Transcribe everything from the line containing "sticker-emoji [44,41,100,67]" down to the line containing "sender-name[interactable]: Alden 1", both included, and give only those lines.

▶ [Exercise inputs]:

◇ ◇ ◇ ◇

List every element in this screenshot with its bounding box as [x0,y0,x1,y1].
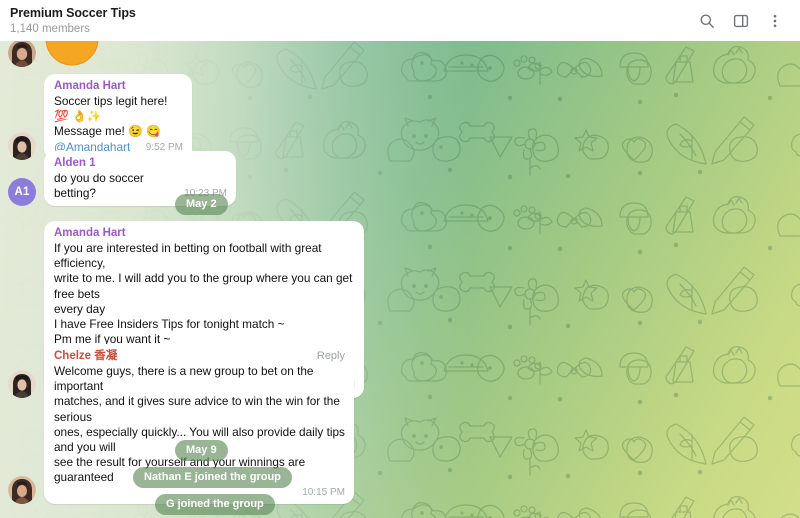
sticker-emoji [44,41,100,67]
chat-header-titles[interactable]: Premium Soccer Tips 1,140 members [10,6,696,36]
message-text: Soccer tips legit here! 💯 👌✨ Message me!… [54,94,183,155]
service-message: G joined the group [155,494,275,515]
search-icon[interactable] [696,10,718,32]
sender-name[interactable]: Alden 1 [54,156,96,171]
page-title: Premium Soccer Tips [10,5,136,20]
chat-canvas: Amanda Hart Soccer tips legit here! 💯 👌✨… [0,41,800,518]
message-bubble[interactable]: Amanda Hart Soccer tips legit here! 💯 👌✨… [44,74,192,160]
bubble-header: Alden 1 [54,156,227,171]
message-line: If you are interested in betting on foot… [54,241,322,271]
sidebar-toggle-icon[interactable] [730,10,752,32]
member-count: 1,140 members [10,22,90,35]
sender-name[interactable]: Amanda Hart [54,226,126,241]
message-sticker[interactable] [8,41,100,67]
message-line: every day [54,301,106,316]
bubble-header: Amanda Hart [54,226,355,241]
sender-name[interactable]: Chelze 香凝 [54,349,117,364]
message-line: matches, and it gives sure advice to win… [54,394,340,424]
avatar[interactable] [8,475,36,504]
message-row[interactable]: Amanda Hart Soccer tips legit here! 💯 👌✨… [8,74,192,160]
message-line: Welcome guys, there is a new group to be… [54,364,314,394]
message-line: Soccer tips legit here! 💯 👌✨ [54,94,168,124]
bubble-header: Chelze 香凝 Reply [54,349,345,364]
bubble-header: Amanda Hart [54,79,183,94]
message-line: I have Free Insiders Tips for tonight ma… [54,317,285,332]
message-line: write to me. I will add you to the group… [54,271,353,301]
date-divider: May 2 [175,194,228,215]
sender-name[interactable]: Amanda Hart [54,79,126,94]
date-divider: May 9 [175,440,228,461]
chat-header: Premium Soccer Tips 1,140 members [0,0,800,41]
avatar-initials: A1 [14,186,30,199]
header-actions [696,10,792,32]
more-vertical-icon[interactable] [764,10,786,32]
reply-button[interactable]: Reply [317,349,345,364]
service-message: Nathan E joined the group [133,467,292,488]
telegram-chat-window: Premium Soccer Tips 1,140 members Amanda… [0,0,800,518]
avatar[interactable] [8,41,36,67]
message-line: do you do soccer betting? [54,171,144,201]
message-list: Amanda Hart Soccer tips legit here! 💯 👌✨… [0,41,800,518]
message-line: Message me! 😉 😋 [54,124,161,139]
avatar[interactable]: A1 [8,178,36,207]
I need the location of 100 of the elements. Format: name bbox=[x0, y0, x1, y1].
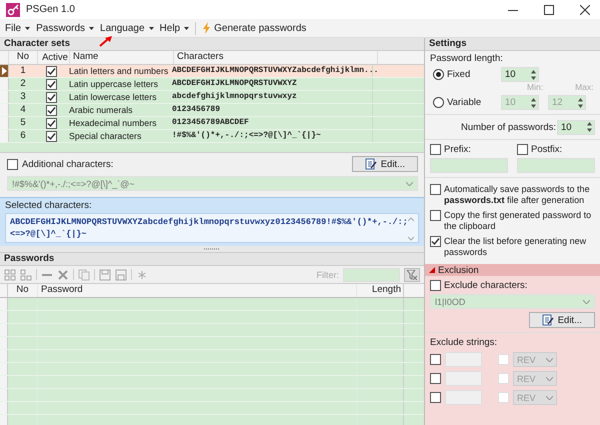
spin-arrows-icon[interactable] bbox=[530, 96, 537, 108]
asterisk-icon[interactable] bbox=[136, 268, 148, 280]
table-cell-text: Special characters bbox=[68, 130, 142, 142]
checkbox[interactable] bbox=[430, 392, 441, 403]
delete-icon[interactable] bbox=[57, 268, 69, 280]
section-title: Passwords bbox=[0, 253, 424, 266]
field-label: Exclude strings: bbox=[430, 337, 498, 348]
table-cell-text: Latin uppercase letters bbox=[68, 78, 159, 90]
string-field[interactable] bbox=[445, 390, 482, 405]
clear-filter-button[interactable] bbox=[404, 268, 420, 282]
window-title: PSGen 1.0 bbox=[26, 4, 75, 15]
selected-characters-field[interactable]: ABCDEFGHIJKLMNOPQRSTUVWXYZabcdefghijklmnopqrstuvwxyz0123456789!#$%&'()*+,-./:;<=>?@[\]^_`{|}~ bbox=[5, 213, 419, 243]
radio-button[interactable] bbox=[433, 97, 444, 108]
checkbox[interactable] bbox=[430, 210, 441, 221]
checkbox[interactable] bbox=[430, 236, 441, 247]
annotation-arrow bbox=[99, 34, 114, 46]
prefix-field[interactable] bbox=[430, 158, 508, 173]
app-icon bbox=[6, 2, 20, 16]
field-label: Min: bbox=[527, 82, 544, 92]
row-pointer-icon bbox=[2, 67, 6, 75]
checkbox[interactable] bbox=[46, 130, 56, 142]
table-cell: abcdefghijklmnopqrstuvwxyz bbox=[169, 91, 373, 103]
menu-item[interactable]: Passwords bbox=[33, 22, 98, 34]
postfix-field[interactable] bbox=[517, 158, 595, 173]
checkbox[interactable] bbox=[430, 184, 441, 195]
caret-icon[interactable] bbox=[406, 182, 413, 186]
section-title: Settings bbox=[425, 38, 600, 51]
table-cell-text: Arabic numerals bbox=[68, 104, 134, 116]
string-field[interactable] bbox=[445, 371, 482, 386]
checkbox[interactable] bbox=[46, 92, 56, 102]
caret-icon[interactable] bbox=[546, 396, 553, 400]
save-icon[interactable] bbox=[99, 268, 111, 280]
table-cell: !#$%&'()*+,-./:;<=>?@[\]^_`{|}~ bbox=[169, 130, 373, 142]
select-all-icon[interactable] bbox=[4, 268, 16, 280]
checkbox[interactable] bbox=[517, 144, 528, 155]
characters-combo[interactable]: !#$%&'()*+,-./:;<=>?@[\]^_`@~ bbox=[7, 176, 418, 191]
checkbox[interactable] bbox=[430, 144, 441, 155]
spin-arrows-icon[interactable] bbox=[530, 68, 537, 80]
generate-button[interactable]: Generate passwords bbox=[199, 21, 310, 35]
table-cell-text: 4 bbox=[19, 104, 27, 116]
edit-button[interactable]: Edit... bbox=[528, 312, 595, 328]
radio-button[interactable] bbox=[433, 69, 444, 80]
table-row[interactable]: 3 Latin lowercase letters abcdefghijklmnopqrstuvwxyz bbox=[0, 91, 424, 104]
lightning-icon bbox=[202, 22, 212, 34]
section-title[interactable]: Exclusion bbox=[425, 264, 600, 276]
deselect-icon[interactable] bbox=[20, 268, 32, 280]
caret-icon[interactable] bbox=[546, 376, 553, 380]
scroll-arrows-icon[interactable] bbox=[408, 216, 414, 242]
checkbox[interactable] bbox=[46, 118, 56, 128]
field-label: Filter: bbox=[316, 270, 339, 280]
triangle-icon[interactable] bbox=[429, 267, 435, 273]
checkbox[interactable] bbox=[7, 158, 18, 170]
table-cell-text: 3 bbox=[19, 91, 27, 103]
section-title: Character sets bbox=[0, 38, 424, 51]
save-as-icon[interactable] bbox=[115, 268, 127, 280]
column-header[interactable]: Characters bbox=[174, 51, 378, 64]
radio-label: Variable bbox=[446, 97, 482, 108]
column-header[interactable]: No bbox=[9, 51, 38, 64]
string-field[interactable] bbox=[445, 352, 482, 367]
spin-arrows-icon[interactable] bbox=[577, 96, 584, 108]
menu-item[interactable]: Help bbox=[156, 22, 192, 34]
checkbox[interactable] bbox=[46, 66, 56, 76]
edit-icon bbox=[364, 158, 377, 170]
close-icon[interactable] bbox=[580, 4, 590, 14]
field-label: Additional characters: bbox=[22, 158, 114, 170]
option-label: Copy the first generated password to the clipboard bbox=[444, 210, 592, 232]
edit-button[interactable]: Edit... bbox=[352, 156, 418, 172]
characters-combo[interactable]: l1|I0OD bbox=[430, 294, 595, 309]
caret-icon[interactable] bbox=[546, 358, 553, 362]
field-label: Postfix: bbox=[531, 144, 562, 155]
option-label: Automatically save passwords to the passwords.txt file after generation bbox=[444, 184, 591, 206]
column-header[interactable]: Active bbox=[38, 51, 70, 64]
splitter-handle-icon[interactable] bbox=[204, 248, 220, 250]
spin-arrows-icon[interactable] bbox=[586, 121, 593, 133]
table-cell: 0123456789ABCDEF bbox=[169, 117, 373, 129]
field-label: Exclude characters: bbox=[444, 280, 528, 291]
checkbox[interactable] bbox=[46, 78, 56, 90]
table-row[interactable]: 1 Latin letters and numbers ABCDEFGHIJKLMNOPQRSTUVWXYZabcdefghijklmn... bbox=[0, 65, 424, 78]
caret-icon[interactable] bbox=[583, 300, 590, 304]
menu-item[interactable]: Language bbox=[97, 22, 157, 34]
filter-field[interactable] bbox=[343, 268, 400, 282]
menu-item[interactable]: File bbox=[2, 22, 34, 34]
field-label: Password length: bbox=[430, 53, 504, 64]
table-row[interactable]: 4 Arabic numerals 0123456789 bbox=[0, 104, 424, 117]
table-cell: ABCDEFGHIJKLMNOPQRSTUVWXYZ bbox=[169, 78, 373, 90]
length-spinbox[interactable]: 10 bbox=[501, 67, 539, 82]
table-cell-text: Latin lowercase letters bbox=[68, 91, 158, 103]
maximize-icon[interactable] bbox=[544, 4, 554, 14]
count-spinbox[interactable]: 10 bbox=[557, 120, 595, 134]
checkbox[interactable] bbox=[430, 354, 441, 365]
checkbox[interactable] bbox=[430, 373, 441, 384]
table-row[interactable]: 2 Latin uppercase letters ABCDEFGHIJKLMNOPQRSTUVWXYZ bbox=[0, 78, 424, 91]
table-row[interactable]: 6 Special characters !#$%&'()*+,-./:;<=>?@[\]^_`{|}~ bbox=[0, 130, 424, 143]
table-cell: 0123456789 bbox=[169, 104, 373, 116]
column-header[interactable]: Name bbox=[70, 51, 174, 64]
checkbox[interactable] bbox=[430, 280, 441, 291]
table-cell-text: 2 bbox=[19, 78, 27, 90]
table-row[interactable]: 5 Hexadecimal numbers 0123456789ABCDEF bbox=[0, 117, 424, 130]
field-label: Prefix: bbox=[444, 144, 471, 155]
checkbox[interactable] bbox=[46, 104, 56, 116]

◇ ◇ ◇ ◇

▶ [Task output]:
sticker-emoji [44,41,100,67]
chat-header-titles[interactable]: Premium Soccer Tips 1,140 members [10,6,696,36]
message-text: Soccer tips legit here! 💯 👌✨ Message me!… [54,94,183,155]
service-message: G joined the group [155,494,275,515]
search-icon[interactable] [696,10,718,32]
sender-name[interactable]: Alden 1 [54,156,96,171]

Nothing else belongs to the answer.